**Objective**
Find the word "Return" in the material below and gather every line that contains it.
___
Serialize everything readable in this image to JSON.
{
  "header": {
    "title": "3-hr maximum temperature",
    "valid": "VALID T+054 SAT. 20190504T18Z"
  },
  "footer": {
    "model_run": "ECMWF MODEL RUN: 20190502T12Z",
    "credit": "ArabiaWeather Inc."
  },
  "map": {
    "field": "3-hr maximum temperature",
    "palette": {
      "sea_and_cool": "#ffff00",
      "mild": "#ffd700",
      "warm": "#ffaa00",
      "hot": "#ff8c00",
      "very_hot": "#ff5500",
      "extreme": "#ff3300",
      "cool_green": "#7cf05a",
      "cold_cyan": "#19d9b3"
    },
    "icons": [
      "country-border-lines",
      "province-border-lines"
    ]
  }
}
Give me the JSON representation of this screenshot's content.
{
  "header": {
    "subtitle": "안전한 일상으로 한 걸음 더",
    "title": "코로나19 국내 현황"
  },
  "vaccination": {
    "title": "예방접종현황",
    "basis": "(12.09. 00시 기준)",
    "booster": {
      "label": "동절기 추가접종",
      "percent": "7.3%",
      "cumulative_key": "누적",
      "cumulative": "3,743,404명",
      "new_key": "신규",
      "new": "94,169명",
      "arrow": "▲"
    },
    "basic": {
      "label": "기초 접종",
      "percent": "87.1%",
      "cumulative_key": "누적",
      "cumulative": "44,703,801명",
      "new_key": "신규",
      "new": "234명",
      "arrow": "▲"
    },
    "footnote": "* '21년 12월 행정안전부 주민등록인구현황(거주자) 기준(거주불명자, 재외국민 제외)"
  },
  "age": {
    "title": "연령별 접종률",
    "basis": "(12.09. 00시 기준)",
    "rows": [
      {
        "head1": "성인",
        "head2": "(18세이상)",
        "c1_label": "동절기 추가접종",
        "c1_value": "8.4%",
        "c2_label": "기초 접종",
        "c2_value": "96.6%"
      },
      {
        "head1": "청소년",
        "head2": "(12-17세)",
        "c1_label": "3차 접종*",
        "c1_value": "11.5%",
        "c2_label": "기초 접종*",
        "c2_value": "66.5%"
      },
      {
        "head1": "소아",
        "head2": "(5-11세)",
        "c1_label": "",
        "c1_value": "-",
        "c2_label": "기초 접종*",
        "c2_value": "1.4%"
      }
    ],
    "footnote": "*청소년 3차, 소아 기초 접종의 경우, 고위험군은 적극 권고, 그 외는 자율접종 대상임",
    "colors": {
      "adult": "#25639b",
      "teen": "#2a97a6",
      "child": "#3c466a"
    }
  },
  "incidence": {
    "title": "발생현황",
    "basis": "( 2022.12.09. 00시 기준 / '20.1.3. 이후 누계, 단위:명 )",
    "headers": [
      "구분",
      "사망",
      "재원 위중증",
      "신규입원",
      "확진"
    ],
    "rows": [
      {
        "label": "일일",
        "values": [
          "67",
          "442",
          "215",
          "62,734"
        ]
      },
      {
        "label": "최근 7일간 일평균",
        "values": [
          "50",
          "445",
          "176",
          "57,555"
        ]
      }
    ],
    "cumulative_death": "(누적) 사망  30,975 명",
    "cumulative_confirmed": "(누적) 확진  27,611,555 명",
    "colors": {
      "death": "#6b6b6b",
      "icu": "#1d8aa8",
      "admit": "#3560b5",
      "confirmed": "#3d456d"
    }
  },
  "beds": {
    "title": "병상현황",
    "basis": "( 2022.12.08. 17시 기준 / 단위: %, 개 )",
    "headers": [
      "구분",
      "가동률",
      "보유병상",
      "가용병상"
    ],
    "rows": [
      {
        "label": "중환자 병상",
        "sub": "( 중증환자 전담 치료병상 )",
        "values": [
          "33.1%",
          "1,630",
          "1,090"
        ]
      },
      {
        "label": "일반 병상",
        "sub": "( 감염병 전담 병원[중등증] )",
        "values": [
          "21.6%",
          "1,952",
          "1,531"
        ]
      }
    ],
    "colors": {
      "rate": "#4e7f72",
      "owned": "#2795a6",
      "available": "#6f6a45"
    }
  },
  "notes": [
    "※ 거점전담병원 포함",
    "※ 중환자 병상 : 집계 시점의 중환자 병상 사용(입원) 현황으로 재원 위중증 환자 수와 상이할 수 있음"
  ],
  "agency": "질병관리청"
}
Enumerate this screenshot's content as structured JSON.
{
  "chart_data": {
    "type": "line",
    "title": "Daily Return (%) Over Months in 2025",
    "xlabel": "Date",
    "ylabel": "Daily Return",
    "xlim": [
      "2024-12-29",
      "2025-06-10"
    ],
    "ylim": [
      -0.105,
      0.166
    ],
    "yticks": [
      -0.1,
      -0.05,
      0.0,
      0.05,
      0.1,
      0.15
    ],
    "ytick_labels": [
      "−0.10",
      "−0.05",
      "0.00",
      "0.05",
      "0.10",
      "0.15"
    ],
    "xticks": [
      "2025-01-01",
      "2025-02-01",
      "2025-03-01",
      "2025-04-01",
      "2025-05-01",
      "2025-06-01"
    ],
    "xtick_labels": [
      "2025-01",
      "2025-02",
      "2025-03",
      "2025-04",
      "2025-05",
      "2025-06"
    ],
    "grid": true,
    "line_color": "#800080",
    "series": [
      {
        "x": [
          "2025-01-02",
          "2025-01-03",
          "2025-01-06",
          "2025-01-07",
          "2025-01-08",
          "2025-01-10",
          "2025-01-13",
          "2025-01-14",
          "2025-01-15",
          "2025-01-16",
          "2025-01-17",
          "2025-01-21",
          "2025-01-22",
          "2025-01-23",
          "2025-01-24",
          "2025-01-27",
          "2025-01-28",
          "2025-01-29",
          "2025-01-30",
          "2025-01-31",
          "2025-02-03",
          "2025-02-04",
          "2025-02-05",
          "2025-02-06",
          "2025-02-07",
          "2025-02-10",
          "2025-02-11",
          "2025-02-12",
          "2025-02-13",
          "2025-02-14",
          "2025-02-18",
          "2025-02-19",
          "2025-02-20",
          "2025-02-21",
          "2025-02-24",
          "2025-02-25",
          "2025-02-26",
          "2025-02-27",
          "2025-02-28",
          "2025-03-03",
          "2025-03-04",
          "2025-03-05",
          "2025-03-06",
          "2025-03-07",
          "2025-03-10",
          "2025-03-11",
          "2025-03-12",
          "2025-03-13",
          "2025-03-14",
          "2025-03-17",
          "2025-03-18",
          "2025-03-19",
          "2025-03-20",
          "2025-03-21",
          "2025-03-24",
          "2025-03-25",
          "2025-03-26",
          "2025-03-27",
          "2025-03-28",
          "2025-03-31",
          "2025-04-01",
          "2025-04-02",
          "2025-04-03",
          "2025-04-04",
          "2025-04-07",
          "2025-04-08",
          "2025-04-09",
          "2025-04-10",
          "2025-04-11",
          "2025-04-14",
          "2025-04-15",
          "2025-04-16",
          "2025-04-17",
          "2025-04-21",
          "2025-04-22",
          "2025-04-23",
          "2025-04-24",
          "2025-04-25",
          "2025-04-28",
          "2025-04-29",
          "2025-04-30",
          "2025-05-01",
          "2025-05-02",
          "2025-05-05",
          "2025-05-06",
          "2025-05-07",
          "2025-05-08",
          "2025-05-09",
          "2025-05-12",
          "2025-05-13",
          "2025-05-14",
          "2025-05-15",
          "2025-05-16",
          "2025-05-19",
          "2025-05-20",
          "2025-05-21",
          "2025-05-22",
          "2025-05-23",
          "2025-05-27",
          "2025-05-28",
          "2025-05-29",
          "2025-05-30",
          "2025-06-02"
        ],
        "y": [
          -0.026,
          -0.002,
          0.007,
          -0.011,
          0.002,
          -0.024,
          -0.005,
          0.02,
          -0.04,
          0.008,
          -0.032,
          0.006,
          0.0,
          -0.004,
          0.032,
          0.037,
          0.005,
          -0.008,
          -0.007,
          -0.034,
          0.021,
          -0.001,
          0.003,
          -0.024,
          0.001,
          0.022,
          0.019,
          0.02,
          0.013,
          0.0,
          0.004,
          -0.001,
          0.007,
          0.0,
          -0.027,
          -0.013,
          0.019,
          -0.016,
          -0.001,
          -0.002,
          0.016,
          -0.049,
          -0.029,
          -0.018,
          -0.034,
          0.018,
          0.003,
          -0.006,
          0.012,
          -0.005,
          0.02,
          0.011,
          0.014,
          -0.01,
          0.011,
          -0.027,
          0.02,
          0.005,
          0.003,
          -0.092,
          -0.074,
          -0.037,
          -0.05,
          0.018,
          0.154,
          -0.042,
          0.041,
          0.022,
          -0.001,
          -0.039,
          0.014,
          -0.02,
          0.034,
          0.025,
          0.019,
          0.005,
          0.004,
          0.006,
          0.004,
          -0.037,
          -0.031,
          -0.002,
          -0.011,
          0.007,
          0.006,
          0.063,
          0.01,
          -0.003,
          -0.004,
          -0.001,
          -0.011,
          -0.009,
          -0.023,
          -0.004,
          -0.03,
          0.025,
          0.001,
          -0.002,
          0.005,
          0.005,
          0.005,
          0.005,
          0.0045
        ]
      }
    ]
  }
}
___
**Written solution**
    "title": "Daily Return (%) Over Months in 2025",
    "ylabel": "Daily Return",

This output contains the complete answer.